REQUIRED WORK: Copy the listing verbatim, excluding any images found in it.

*** RECORD EXTRACTS ***

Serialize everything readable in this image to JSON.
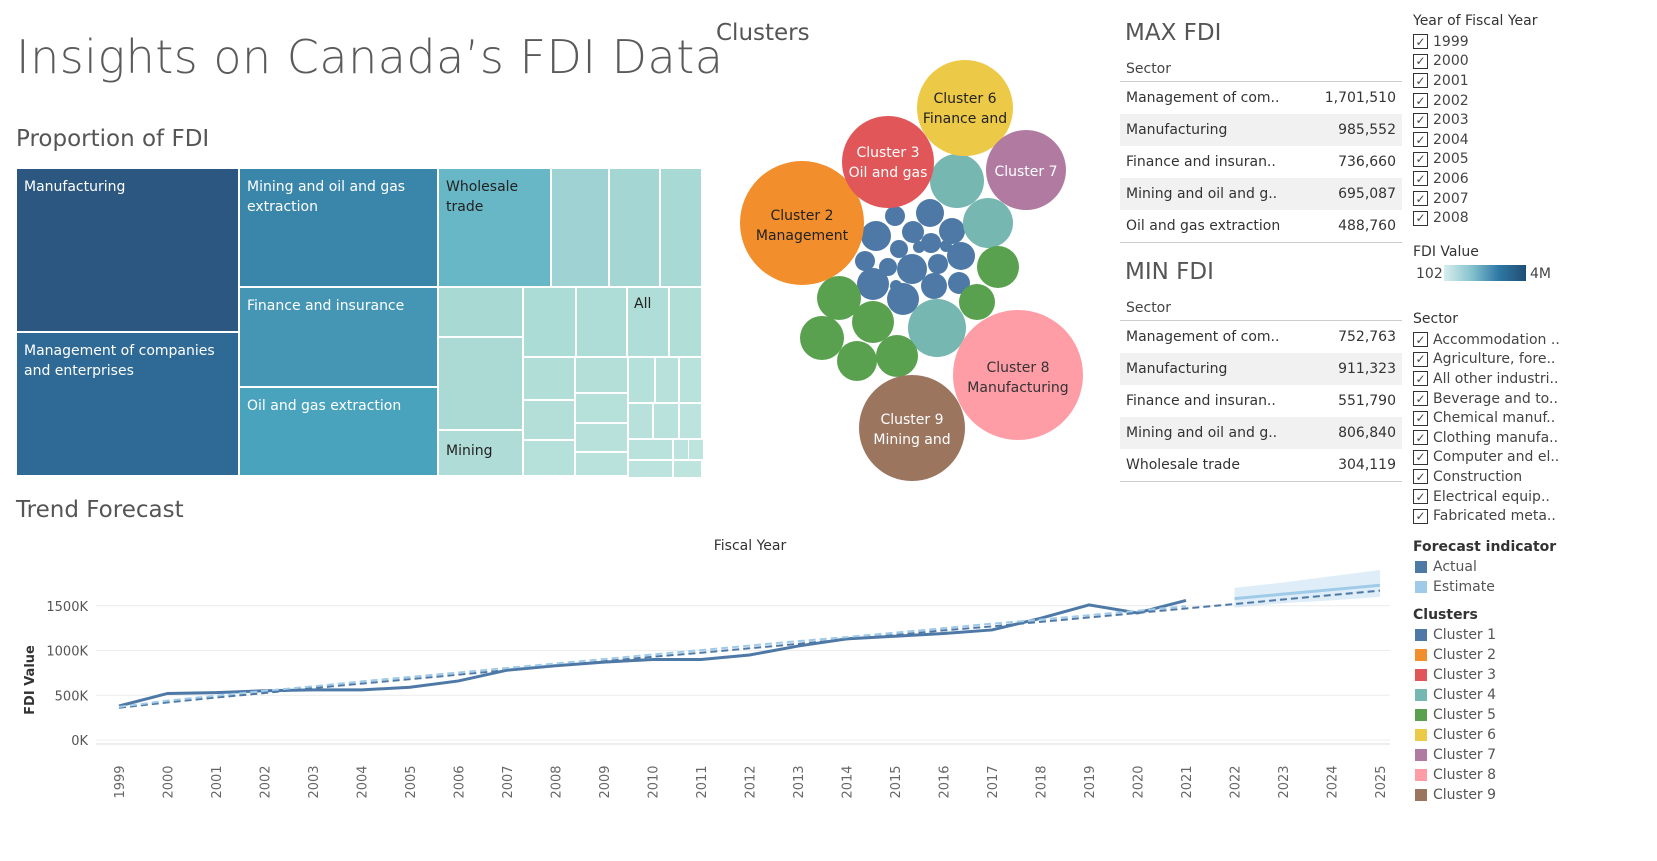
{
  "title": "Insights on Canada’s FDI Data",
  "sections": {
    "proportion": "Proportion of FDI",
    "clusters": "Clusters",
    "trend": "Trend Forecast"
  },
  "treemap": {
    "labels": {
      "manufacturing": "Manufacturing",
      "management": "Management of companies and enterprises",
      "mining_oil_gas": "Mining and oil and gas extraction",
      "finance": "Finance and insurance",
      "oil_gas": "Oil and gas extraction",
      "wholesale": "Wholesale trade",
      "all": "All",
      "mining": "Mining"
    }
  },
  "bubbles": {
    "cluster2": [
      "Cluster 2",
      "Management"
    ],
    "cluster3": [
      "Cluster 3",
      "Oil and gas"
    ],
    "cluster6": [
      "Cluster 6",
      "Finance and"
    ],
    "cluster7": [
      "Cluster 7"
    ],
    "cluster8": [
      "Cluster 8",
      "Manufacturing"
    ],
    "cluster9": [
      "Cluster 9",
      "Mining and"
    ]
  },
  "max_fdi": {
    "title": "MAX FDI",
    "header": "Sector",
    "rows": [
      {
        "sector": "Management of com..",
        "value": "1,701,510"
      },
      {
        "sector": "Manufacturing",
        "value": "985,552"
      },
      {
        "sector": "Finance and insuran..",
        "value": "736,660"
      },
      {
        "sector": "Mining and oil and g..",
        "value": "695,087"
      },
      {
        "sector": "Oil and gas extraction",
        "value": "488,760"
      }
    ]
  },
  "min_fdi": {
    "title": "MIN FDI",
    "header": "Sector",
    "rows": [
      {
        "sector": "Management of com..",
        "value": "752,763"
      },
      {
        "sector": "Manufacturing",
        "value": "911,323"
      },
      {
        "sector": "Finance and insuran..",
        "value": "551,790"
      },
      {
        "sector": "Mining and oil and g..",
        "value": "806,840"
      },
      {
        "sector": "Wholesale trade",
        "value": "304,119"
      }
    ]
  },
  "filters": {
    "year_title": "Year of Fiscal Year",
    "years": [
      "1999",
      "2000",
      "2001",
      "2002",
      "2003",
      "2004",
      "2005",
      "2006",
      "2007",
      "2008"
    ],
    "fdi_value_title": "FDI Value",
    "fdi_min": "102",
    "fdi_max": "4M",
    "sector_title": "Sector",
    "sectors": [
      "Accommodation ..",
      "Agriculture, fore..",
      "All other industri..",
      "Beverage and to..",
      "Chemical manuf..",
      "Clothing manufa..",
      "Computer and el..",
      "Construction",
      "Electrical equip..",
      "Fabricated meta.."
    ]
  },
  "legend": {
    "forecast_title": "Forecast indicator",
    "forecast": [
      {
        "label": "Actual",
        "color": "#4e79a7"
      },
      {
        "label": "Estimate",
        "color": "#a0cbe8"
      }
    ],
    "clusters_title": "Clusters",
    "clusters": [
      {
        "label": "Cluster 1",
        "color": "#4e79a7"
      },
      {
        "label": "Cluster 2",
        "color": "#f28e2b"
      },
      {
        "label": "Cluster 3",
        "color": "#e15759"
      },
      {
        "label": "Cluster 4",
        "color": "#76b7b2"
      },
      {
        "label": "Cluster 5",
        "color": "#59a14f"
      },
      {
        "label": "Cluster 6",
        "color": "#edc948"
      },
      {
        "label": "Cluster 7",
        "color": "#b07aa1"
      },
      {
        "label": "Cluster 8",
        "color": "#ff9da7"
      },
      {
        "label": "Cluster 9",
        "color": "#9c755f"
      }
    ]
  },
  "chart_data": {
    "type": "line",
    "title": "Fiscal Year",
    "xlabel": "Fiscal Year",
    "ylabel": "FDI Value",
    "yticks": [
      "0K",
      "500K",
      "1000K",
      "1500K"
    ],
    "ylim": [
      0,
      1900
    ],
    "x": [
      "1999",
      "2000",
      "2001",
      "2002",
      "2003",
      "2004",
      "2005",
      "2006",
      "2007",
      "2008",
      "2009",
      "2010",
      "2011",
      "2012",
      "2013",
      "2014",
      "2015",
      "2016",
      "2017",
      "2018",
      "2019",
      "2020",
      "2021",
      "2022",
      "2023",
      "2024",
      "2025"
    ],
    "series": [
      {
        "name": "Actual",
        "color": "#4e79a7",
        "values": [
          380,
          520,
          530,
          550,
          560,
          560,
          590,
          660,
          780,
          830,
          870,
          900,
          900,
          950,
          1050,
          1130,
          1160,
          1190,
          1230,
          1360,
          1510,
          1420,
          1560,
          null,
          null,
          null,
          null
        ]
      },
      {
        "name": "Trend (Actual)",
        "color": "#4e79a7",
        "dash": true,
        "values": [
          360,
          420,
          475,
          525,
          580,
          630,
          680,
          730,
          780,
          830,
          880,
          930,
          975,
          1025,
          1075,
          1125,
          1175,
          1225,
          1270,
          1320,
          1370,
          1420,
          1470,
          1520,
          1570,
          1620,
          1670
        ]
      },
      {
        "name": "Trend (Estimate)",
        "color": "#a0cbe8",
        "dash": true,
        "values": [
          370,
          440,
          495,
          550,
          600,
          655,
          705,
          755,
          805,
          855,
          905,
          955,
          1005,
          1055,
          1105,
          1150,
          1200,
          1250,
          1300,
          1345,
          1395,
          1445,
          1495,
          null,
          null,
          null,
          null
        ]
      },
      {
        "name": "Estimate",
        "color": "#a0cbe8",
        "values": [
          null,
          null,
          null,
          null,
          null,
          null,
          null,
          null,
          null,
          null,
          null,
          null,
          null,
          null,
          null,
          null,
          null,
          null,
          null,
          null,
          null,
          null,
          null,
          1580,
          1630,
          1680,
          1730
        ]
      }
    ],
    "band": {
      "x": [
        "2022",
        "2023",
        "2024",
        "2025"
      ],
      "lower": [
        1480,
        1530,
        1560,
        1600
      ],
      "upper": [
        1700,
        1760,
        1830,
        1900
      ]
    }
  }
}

***

TASK RESULT:
Serialize everything readable in this image to JSON.
{
  "title": "Insights on Canada’s FDI Data",
  "sections": {
    "proportion": "Proportion of FDI",
    "clusters": "Clusters",
    "trend": "Trend Forecast"
  },
  "treemap": {
    "labels": {
      "manufacturing": "Manufacturing",
      "management": "Management of companies and enterprises",
      "mining_oil_gas": "Mining and oil and gas extraction",
      "finance": "Finance and insurance",
      "oil_gas": "Oil and gas extraction",
      "wholesale": "Wholesale trade",
      "all": "All",
      "mining": "Mining"
    }
  },
  "bubbles": {
    "cluster2": [
      "Cluster 2",
      "Management"
    ],
    "cluster3": [
      "Cluster 3",
      "Oil and gas"
    ],
    "cluster6": [
      "Cluster 6",
      "Finance and"
    ],
    "cluster7": [
      "Cluster 7"
    ],
    "cluster8": [
      "Cluster 8",
      "Manufacturing"
    ],
    "cluster9": [
      "Cluster 9",
      "Mining and"
    ]
  },
  "max_fdi": {
    "title": "MAX FDI",
    "header": "Sector",
    "rows": [
      {
        "sector": "Management of com..",
        "value": "1,701,510"
      },
      {
        "sector": "Manufacturing",
        "value": "985,552"
      },
      {
        "sector": "Finance and insuran..",
        "value": "736,660"
      },
      {
        "sector": "Mining and oil and g..",
        "value": "695,087"
      },
      {
        "sector": "Oil and gas extraction",
        "value": "488,760"
      }
    ]
  },
  "min_fdi": {
    "title": "MIN FDI",
    "header": "Sector",
    "rows": [
      {
        "sector": "Management of com..",
        "value": "752,763"
      },
      {
        "sector": "Manufacturing",
        "value": "911,323"
      },
      {
        "sector": "Finance and insuran..",
        "value": "551,790"
      },
      {
        "sector": "Mining and oil and g..",
        "value": "806,840"
      },
      {
        "sector": "Wholesale trade",
        "value": "304,119"
      }
    ]
  },
  "filters": {
    "year_title": "Year of Fiscal Year",
    "years": [
      "1999",
      "2000",
      "2001",
      "2002",
      "2003",
      "2004",
      "2005",
      "2006",
      "2007",
      "2008"
    ],
    "fdi_value_title": "FDI Value",
    "fdi_min": "102",
    "fdi_max": "4M",
    "sector_title": "Sector",
    "sectors": [
      "Accommodation ..",
      "Agriculture, fore..",
      "All other industri..",
      "Beverage and to..",
      "Chemical manuf..",
      "Clothing manufa..",
      "Computer and el..",
      "Construction",
      "Electrical equip..",
      "Fabricated meta.."
    ]
  },
  "legend": {
    "forecast_title": "Forecast indicator",
    "forecast": [
      {
        "label": "Actual",
        "color": "#4e79a7"
      },
      {
        "label": "Estimate",
        "color": "#a0cbe8"
      }
    ],
    "clusters_title": "Clusters",
    "clusters": [
      {
        "label": "Cluster 1",
        "color": "#4e79a7"
      },
      {
        "label": "Cluster 2",
        "color": "#f28e2b"
      },
      {
        "label": "Cluster 3",
        "color": "#e15759"
      },
      {
        "label": "Cluster 4",
        "color": "#76b7b2"
      },
      {
        "label": "Cluster 5",
        "color": "#59a14f"
      },
      {
        "label": "Cluster 6",
        "color": "#edc948"
      },
      {
        "label": "Cluster 7",
        "color": "#b07aa1"
      },
      {
        "label": "Cluster 8",
        "color": "#ff9da7"
      },
      {
        "label": "Cluster 9",
        "color": "#9c755f"
      }
    ]
  },
  "chart_data": {
    "type": "line",
    "title": "Fiscal Year",
    "xlabel": "Fiscal Year",
    "ylabel": "FDI Value",
    "yticks": [
      "0K",
      "500K",
      "1000K",
      "1500K"
    ],
    "ylim": [
      0,
      1900
    ],
    "x": [
      "1999",
      "2000",
      "2001",
      "2002",
      "2003",
      "2004",
      "2005",
      "2006",
      "2007",
      "2008",
      "2009",
      "2010",
      "2011",
      "2012",
      "2013",
      "2014",
      "2015",
      "2016",
      "2017",
      "2018",
      "2019",
      "2020",
      "2021",
      "2022",
      "2023",
      "2024",
      "2025"
    ],
    "series": [
      {
        "name": "Actual",
        "color": "#4e79a7",
        "values": [
          380,
          520,
          530,
          550,
          560,
          560,
          590,
          660,
          780,
          830,
          870,
          900,
          900,
          950,
          1050,
          1130,
          1160,
          1190,
          1230,
          1360,
          1510,
          1420,
          1560,
          null,
          null,
          null,
          null
        ]
      },
      {
        "name": "Trend (Actual)",
        "color": "#4e79a7",
        "dash": true,
        "values": [
          360,
          420,
          475,
          525,
          580,
          630,
          680,
          730,
          780,
          830,
          880,
          930,
          975,
          1025,
          1075,
          1125,
          1175,
          1225,
          1270,
          1320,
          1370,
          1420,
          1470,
          1520,
          1570,
          1620,
          1670
        ]
      },
      {
        "name": "Trend (Estimate)",
        "color": "#a0cbe8",
        "dash": true,
        "values": [
          370,
          440,
          495,
          550,
          600,
          655,
          705,
          755,
          805,
          855,
          905,
          955,
          1005,
          1055,
          1105,
          1150,
          1200,
          1250,
          1300,
          1345,
          1395,
          1445,
          1495,
          null,
          null,
          null,
          null
        ]
      },
      {
        "name": "Estimate",
        "color": "#a0cbe8",
        "values": [
          null,
          null,
          null,
          null,
          null,
          null,
          null,
          null,
          null,
          null,
          null,
          null,
          null,
          null,
          null,
          null,
          null,
          null,
          null,
          null,
          null,
          null,
          null,
          1580,
          1630,
          1680,
          1730
        ]
      }
    ],
    "band": {
      "x": [
        "2022",
        "2023",
        "2024",
        "2025"
      ],
      "lower": [
        1480,
        1530,
        1560,
        1600
      ],
      "upper": [
        1700,
        1760,
        1830,
        1900
      ]
    }
  }
}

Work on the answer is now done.